Given records -

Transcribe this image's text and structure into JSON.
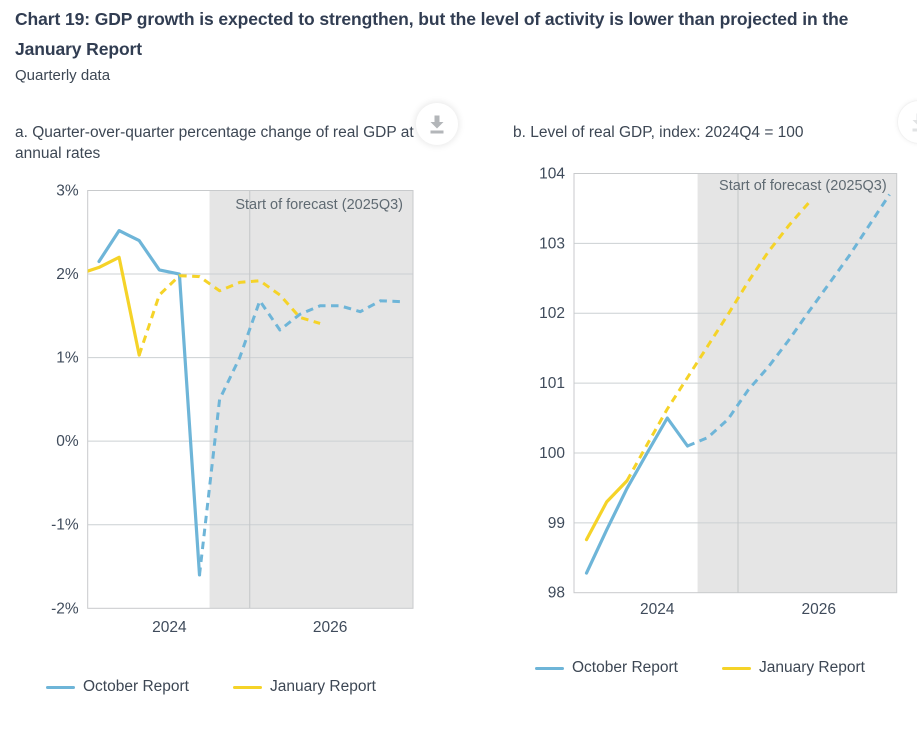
{
  "page": {
    "title": "Chart 19: GDP growth is expected to strengthen, but the level of activity is lower than projected in the January Report",
    "subtitle": "Quarterly data"
  },
  "colors": {
    "october": "#6eb5d8",
    "january": "#f5d328",
    "forecast_shading": "#e5e5e5",
    "plot_border": "#c8cacc",
    "gridline": "#ccd0d3",
    "year_gridline": "#c4c6c8",
    "axis_text": "#3f4b5b",
    "forecast_label_text": "#5f6a72",
    "title_text": "#313d52",
    "download_icon": "#b3b6b9"
  },
  "legend": {
    "october_label": "October Report",
    "january_label": "January Report"
  },
  "icons": {
    "panel_a": "download-icon",
    "panel_b": "download-icon"
  },
  "chart_data": [
    {
      "panel": "a",
      "type": "line",
      "title": "a. Quarter-over-quarter percentage change of real GDP at annual rates",
      "y_unit": "percent",
      "ylim": [
        -2,
        3
      ],
      "grid": true,
      "legend_position": "bottom",
      "y_ticks": [
        {
          "value": 3,
          "label": "3%"
        },
        {
          "value": 2,
          "label": "2%"
        },
        {
          "value": 1,
          "label": "1%"
        },
        {
          "value": 0,
          "label": "0%"
        },
        {
          "value": -1,
          "label": "-1%"
        },
        {
          "value": -2,
          "label": "-2%"
        }
      ],
      "x_year_labels": [
        {
          "label": "2024",
          "boundary_after": "2024Q4"
        },
        {
          "label": "2026",
          "boundary_after": "2026Q4"
        }
      ],
      "x_gridlines_after": [
        "2025Q4"
      ],
      "forecast": {
        "label": "Start of forecast (2025Q3)",
        "shading_from_after": "2025Q2"
      },
      "series": [
        {
          "name": "October Report",
          "color_key": "october",
          "start": "2024Q1",
          "history": [
            2.15,
            2.52,
            2.4,
            2.05,
            2.0,
            -1.6
          ],
          "forecast": [
            0.5,
            1.0,
            1.68,
            1.33,
            1.52,
            1.62,
            1.62,
            1.55,
            1.68,
            1.67
          ]
        },
        {
          "name": "January Report",
          "color_key": "january",
          "start": "2023Q4",
          "history": [
            2.0,
            2.08,
            2.2,
            1.03
          ],
          "forecast": [
            1.75,
            1.98,
            1.97,
            1.8,
            1.9,
            1.92,
            1.75,
            1.48,
            1.41
          ]
        }
      ]
    },
    {
      "panel": "b",
      "type": "line",
      "title": "b. Level of real GDP, index: 2024Q4 = 100",
      "y_unit": "index (2024Q4 = 100)",
      "ylim": [
        98,
        104
      ],
      "grid": true,
      "legend_position": "bottom",
      "y_ticks": [
        {
          "value": 104,
          "label": "104"
        },
        {
          "value": 103,
          "label": "103"
        },
        {
          "value": 102,
          "label": "102"
        },
        {
          "value": 101,
          "label": "101"
        },
        {
          "value": 100,
          "label": "100"
        },
        {
          "value": 99,
          "label": "99"
        },
        {
          "value": 98,
          "label": "98"
        }
      ],
      "x_year_labels": [
        {
          "label": "2024",
          "boundary_after": "2024Q4"
        },
        {
          "label": "2026",
          "boundary_after": "2026Q4"
        }
      ],
      "x_gridlines_after": [
        "2025Q4"
      ],
      "forecast": {
        "label": "Start of forecast (2025Q3)",
        "shading_from_after": "2025Q2"
      },
      "series": [
        {
          "name": "October Report",
          "color_key": "october",
          "start": "2024Q1",
          "history": [
            98.28,
            98.9,
            99.49,
            100.0,
            100.5,
            100.1
          ],
          "forecast": [
            100.22,
            100.48,
            100.9,
            101.23,
            101.61,
            102.02,
            102.42,
            102.82,
            103.26,
            103.7
          ]
        },
        {
          "name": "January Report",
          "color_key": "january",
          "start": "2024Q1",
          "history": [
            98.76,
            99.3,
            99.6
          ],
          "forecast": [
            100.12,
            100.63,
            101.08,
            101.53,
            101.98,
            102.45,
            102.88,
            103.25,
            103.58
          ]
        }
      ]
    }
  ]
}
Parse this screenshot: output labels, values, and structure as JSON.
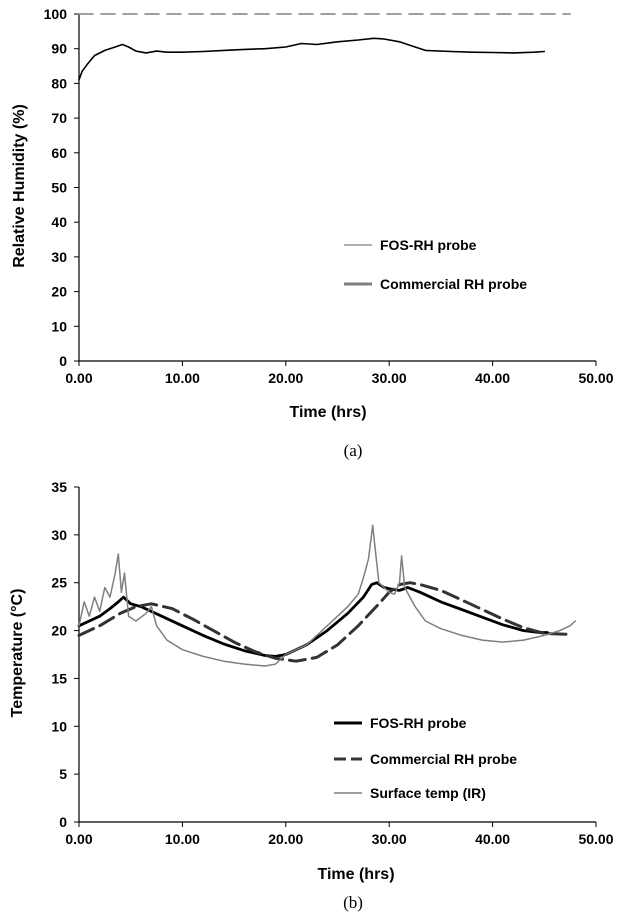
{
  "chart_data": [
    {
      "type": "line",
      "caption": "(a)",
      "xlabel": "Time (hrs)",
      "ylabel": "Relative Humidity (%)",
      "xlim": [
        0,
        50
      ],
      "ylim": [
        0,
        100
      ],
      "x_ticks": [
        "0.00",
        "10.00",
        "20.00",
        "30.00",
        "40.00",
        "50.00"
      ],
      "y_ticks": [
        "0",
        "10",
        "20",
        "30",
        "40",
        "50",
        "60",
        "70",
        "80",
        "90",
        "100"
      ],
      "legend_position": "center-right",
      "series": [
        {
          "name": "FOS-RH probe",
          "color": "#000000",
          "style": "solid",
          "x": [
            0,
            0.3,
            0.8,
            1.5,
            2.5,
            3.5,
            4.2,
            4.8,
            5.5,
            6.5,
            7.5,
            8.5,
            10,
            12,
            14,
            16,
            18,
            20,
            21.5,
            23,
            25,
            27,
            28.5,
            29.5,
            31,
            32,
            33.5,
            36,
            38,
            40,
            42,
            44,
            45
          ],
          "y": [
            81,
            83.5,
            85.5,
            88,
            89.5,
            90.5,
            91.2,
            90.5,
            89.3,
            88.8,
            89.3,
            89,
            89,
            89.2,
            89.5,
            89.8,
            90,
            90.5,
            91.5,
            91.2,
            92,
            92.5,
            93,
            92.8,
            92,
            91,
            89.5,
            89.2,
            89,
            88.9,
            88.8,
            89,
            89.2
          ]
        },
        {
          "name": "Commercial RH probe",
          "color": "#808080",
          "style": "dashed",
          "x": [
            0,
            47.5
          ],
          "y": [
            100,
            100
          ]
        }
      ]
    },
    {
      "type": "line",
      "caption": "(b)",
      "xlabel": "Time (hrs)",
      "ylabel": "Temperature (°C)",
      "xlim": [
        0,
        50
      ],
      "ylim": [
        0,
        35
      ],
      "x_ticks": [
        "0.00",
        "10.00",
        "20.00",
        "30.00",
        "40.00",
        "50.00"
      ],
      "y_ticks": [
        "0",
        "5",
        "10",
        "15",
        "20",
        "25",
        "30",
        "35"
      ],
      "legend_position": "bottom-right",
      "series": [
        {
          "name": "FOS-RH probe",
          "color": "#000000",
          "style": "solid",
          "x": [
            0,
            1,
            2,
            3,
            3.8,
            4.3,
            5,
            6,
            8,
            10,
            12,
            14,
            16,
            18,
            19,
            20,
            22,
            24,
            26,
            27.5,
            28.3,
            28.8,
            29.5,
            30.3,
            31,
            31.8,
            33,
            35,
            37,
            39,
            41,
            43,
            44.5,
            45.3
          ],
          "y": [
            20.5,
            21,
            21.5,
            22.3,
            23,
            23.5,
            22.8,
            22.5,
            21.5,
            20.5,
            19.5,
            18.6,
            17.9,
            17.4,
            17.3,
            17.5,
            18.5,
            20,
            21.8,
            23.5,
            24.8,
            25,
            24.5,
            24.3,
            24.2,
            24.5,
            24,
            23,
            22.2,
            21.4,
            20.6,
            20,
            19.8,
            19.8
          ]
        },
        {
          "name": "Commercial RH probe",
          "color": "#333333",
          "style": "dashed",
          "x": [
            0,
            2,
            4,
            5.5,
            7,
            9,
            11,
            13,
            15,
            17,
            19,
            21,
            23,
            25,
            27,
            29,
            30,
            31,
            32,
            33,
            35,
            37,
            39,
            41,
            43,
            45,
            47.5
          ],
          "y": [
            19.5,
            20.5,
            21.8,
            22.5,
            22.8,
            22.3,
            21.2,
            20,
            18.8,
            17.8,
            17.1,
            16.8,
            17.2,
            18.5,
            20.5,
            22.8,
            24,
            24.8,
            25,
            24.8,
            24.2,
            23.2,
            22.2,
            21.2,
            20.3,
            19.7,
            19.6
          ]
        },
        {
          "name": "Surface temp (IR)",
          "color": "#7f7f7f",
          "style": "solid",
          "x": [
            0,
            0.5,
            1,
            1.5,
            2,
            2.5,
            3,
            3.5,
            3.8,
            4.1,
            4.4,
            4.8,
            5.5,
            6.5,
            7,
            7.5,
            8.5,
            10,
            12,
            14,
            16,
            18,
            19,
            20,
            21,
            22,
            23,
            24,
            25,
            26,
            27,
            27.5,
            28,
            28.4,
            28.6,
            29,
            29.5,
            30,
            30.5,
            31,
            31.2,
            31.5,
            32,
            32.5,
            33.5,
            35,
            37,
            39,
            41,
            43,
            45,
            46.5,
            47.5,
            48
          ],
          "y": [
            20.5,
            23,
            21.5,
            23.5,
            22,
            24.5,
            23.5,
            26,
            28,
            24,
            26,
            21.5,
            21,
            21.8,
            22.5,
            20.5,
            19,
            18,
            17.3,
            16.8,
            16.5,
            16.3,
            16.5,
            17.5,
            18,
            18.5,
            19.5,
            20.5,
            21.5,
            22.5,
            23.8,
            25.5,
            27.5,
            31,
            29,
            25,
            24.5,
            24,
            23.8,
            25,
            27.8,
            24.5,
            23.5,
            22.5,
            21,
            20.2,
            19.5,
            19,
            18.8,
            19,
            19.5,
            20,
            20.5,
            21
          ]
        }
      ]
    }
  ]
}
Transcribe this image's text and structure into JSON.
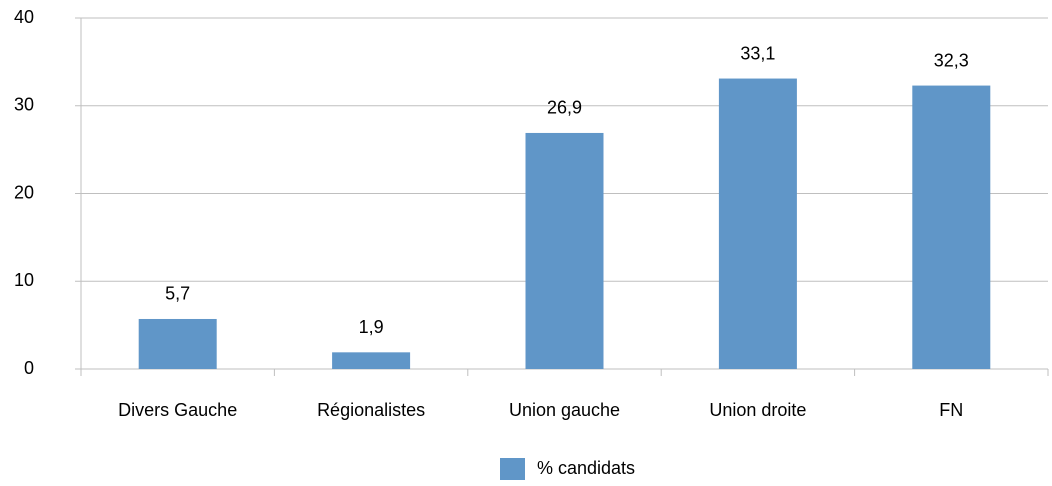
{
  "chart_data": {
    "type": "bar",
    "categories": [
      "Divers Gauche",
      "Régionalistes",
      "Union gauche",
      "Union droite",
      "FN"
    ],
    "series": [
      {
        "name": "% candidats",
        "color": "#6096c8",
        "values": [
          5.7,
          1.9,
          26.9,
          33.1,
          32.3
        ],
        "value_labels": [
          "5,7",
          "1,9",
          "26,9",
          "33,1",
          "32,3"
        ]
      }
    ],
    "ylim": [
      0,
      40
    ],
    "yticks": [
      0,
      10,
      20,
      30,
      40
    ],
    "grid": true,
    "legend": "bottom"
  }
}
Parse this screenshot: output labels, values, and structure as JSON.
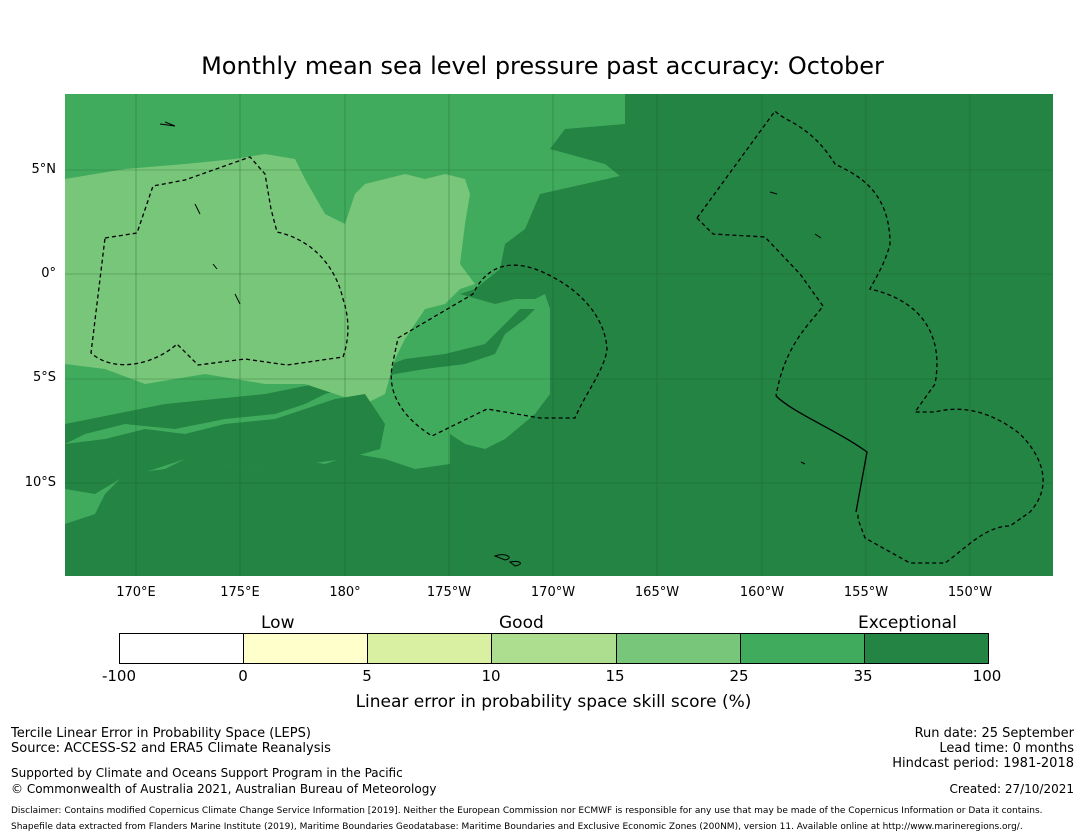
{
  "title": "Monthly mean sea level pressure past accuracy: October",
  "map": {
    "lat_labels": [
      "5°N",
      "0°",
      "5°S",
      "10°S"
    ],
    "lon_labels": [
      "170°E",
      "175°E",
      "180°",
      "175°W",
      "170°W",
      "165°W",
      "160°W",
      "155°W",
      "150°W"
    ],
    "extent": {
      "lon_min": 166.4,
      "lon_max": 213.9,
      "lat_min": -14.5,
      "lat_max": 8.6
    },
    "regions_note": "Skill categories shown by shaded fill; dashed lines mark EEZ boundaries"
  },
  "colorbar": {
    "categories": [
      "Low",
      "Good",
      "Exceptional"
    ],
    "ticks": [
      "-100",
      "0",
      "5",
      "10",
      "15",
      "25",
      "35",
      "100"
    ],
    "colors": [
      "#ffffff",
      "#ffffcc",
      "#d9f0a3",
      "#addd8e",
      "#78c679",
      "#41ab5d",
      "#238443"
    ],
    "label": "Linear error in probability space skill score (%)"
  },
  "footer": {
    "method": "Tercile Linear Error in Probability Space (LEPS)",
    "source": "Source: ACCESS-S2 and ERA5 Climate Reanalysis",
    "support": "Supported by Climate and Oceans Support Program in the Pacific",
    "copyright": "© Commonwealth of Australia 2021, Australian Bureau of Meteorology",
    "run_date": "Run date: 25 September",
    "lead_time": "Lead time: 0 months",
    "hindcast": "Hindcast period: 1981-2018",
    "created": "Created: 27/10/2021",
    "disclaimer1": "Disclaimer: Contains modified Copernicus Climate Change Service Information [2019]. Neither the European Commission nor ECMWF is responsible for any use that may be made of the Copernicus Information or Data it contains.",
    "disclaimer2": "Shapefile data extracted from Flanders Marine Institute (2019), Maritime Boundaries Geodatabase: Maritime Boundaries and Exclusive Economic Zones (200NM), version 11. Available online at http://www.marineregions.org/."
  }
}
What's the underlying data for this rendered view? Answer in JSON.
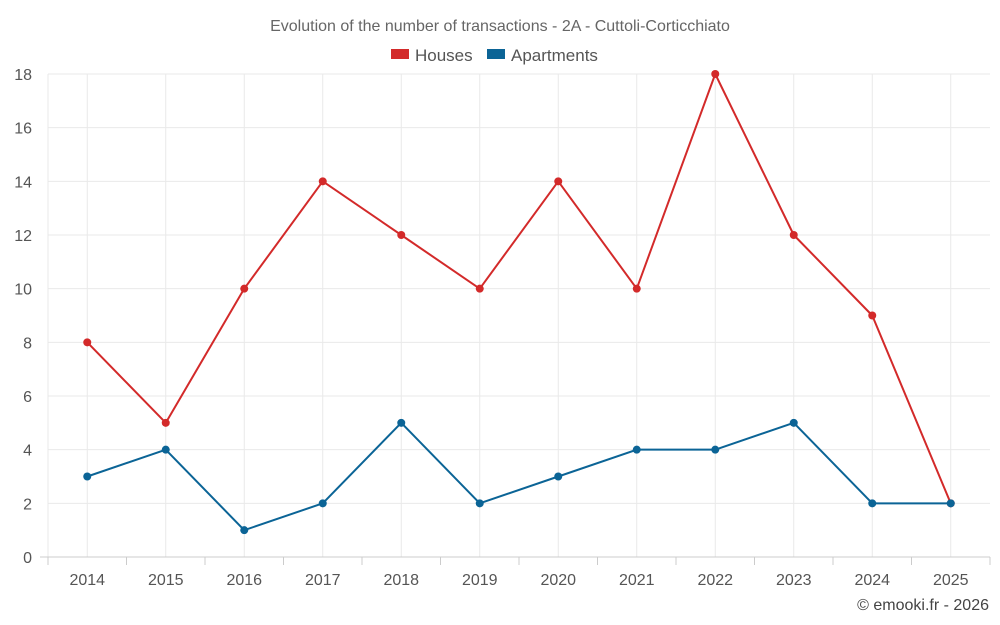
{
  "chart_data": {
    "type": "line",
    "title": "Evolution of the number of transactions - 2A - Cuttoli-Corticchiato",
    "xlabel": "",
    "ylabel": "",
    "categories": [
      "2014",
      "2015",
      "2016",
      "2017",
      "2018",
      "2019",
      "2020",
      "2021",
      "2022",
      "2023",
      "2024",
      "2025"
    ],
    "ylim": [
      0,
      18
    ],
    "yticks": [
      0,
      2,
      4,
      6,
      8,
      10,
      12,
      14,
      16,
      18
    ],
    "grid": true,
    "legend_position": "top-center",
    "series": [
      {
        "name": "Houses",
        "color": "#d32a2a",
        "values": [
          8,
          5,
          10,
          14,
          12,
          10,
          14,
          10,
          18,
          12,
          9,
          2
        ]
      },
      {
        "name": "Apartments",
        "color": "#0b6496",
        "values": [
          3,
          4,
          1,
          2,
          5,
          2,
          3,
          4,
          4,
          5,
          2,
          2
        ]
      }
    ]
  },
  "credit": "© emooki.fr - 2026"
}
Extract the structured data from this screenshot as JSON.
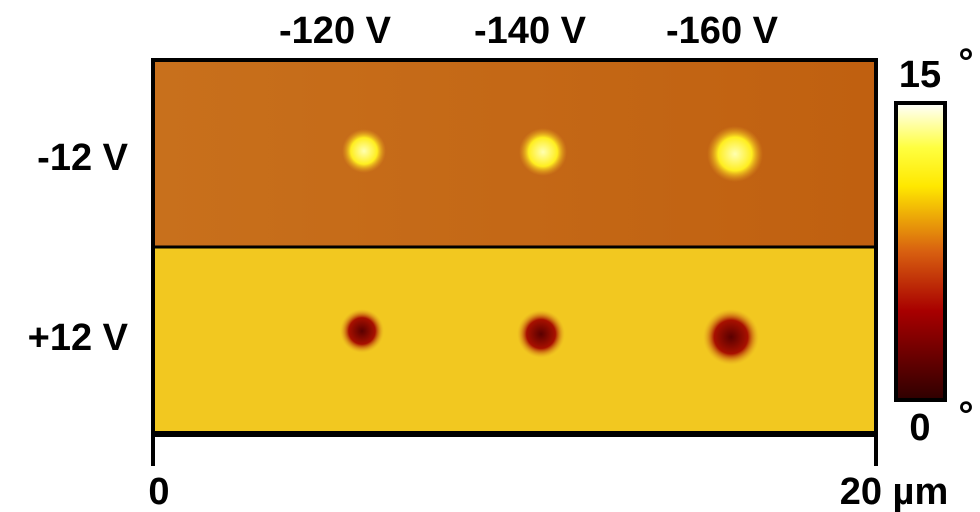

Requirements -
Report each line in the preceding entries that holds the string "bottom".

Reply -
      "legend_position": "bottom",
      "legend_position": "bottom",
      "legend_position": "bottom-right",
    "legend": "bottom"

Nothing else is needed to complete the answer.